__Task inputs__
┌────────

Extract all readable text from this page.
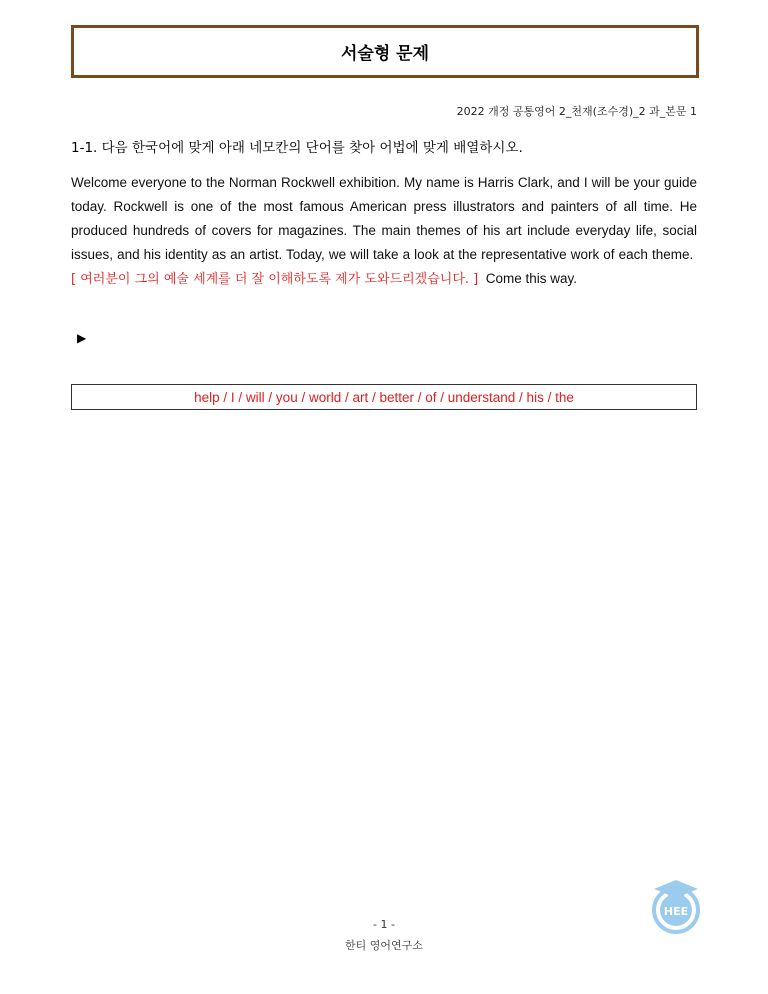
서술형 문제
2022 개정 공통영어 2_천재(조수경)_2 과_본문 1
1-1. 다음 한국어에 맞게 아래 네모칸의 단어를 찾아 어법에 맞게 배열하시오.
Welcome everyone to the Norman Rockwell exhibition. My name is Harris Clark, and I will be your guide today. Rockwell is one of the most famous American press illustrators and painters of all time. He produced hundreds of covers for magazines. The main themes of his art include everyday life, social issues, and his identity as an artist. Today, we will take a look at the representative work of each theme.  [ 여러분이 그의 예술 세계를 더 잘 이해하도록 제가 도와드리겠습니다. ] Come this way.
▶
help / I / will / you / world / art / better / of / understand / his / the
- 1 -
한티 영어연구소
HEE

└────────

__Goal__
Each line of the data should be quoted exactly, with pictures left out.

__Answer for the task__
Extract all readable text from this page.
서술형 문제
2022 개정 공통영어 2_천재(조수경)_2 과_본문 1
1-1. 다음 한국어에 맞게 아래 네모칸의 단어를 찾아 어법에 맞게 배열하시오.
Welcome everyone to the Norman Rockwell exhibition. My name is Harris Clark, and I will be your guide today. Rockwell is one of the most famous American press illustrators and painters of all time. He produced hundreds of covers for magazines. The main themes of his art include everyday life, social issues, and his identity as an artist. Today, we will take a look at the representative work of each theme.  [ 여러분이 그의 예술 세계를 더 잘 이해하도록 제가 도와드리겠습니다. ] Come this way.
▶
help / I / will / you / world / art / better / of / understand / his / the
- 1 -
한티 영어연구소
HEE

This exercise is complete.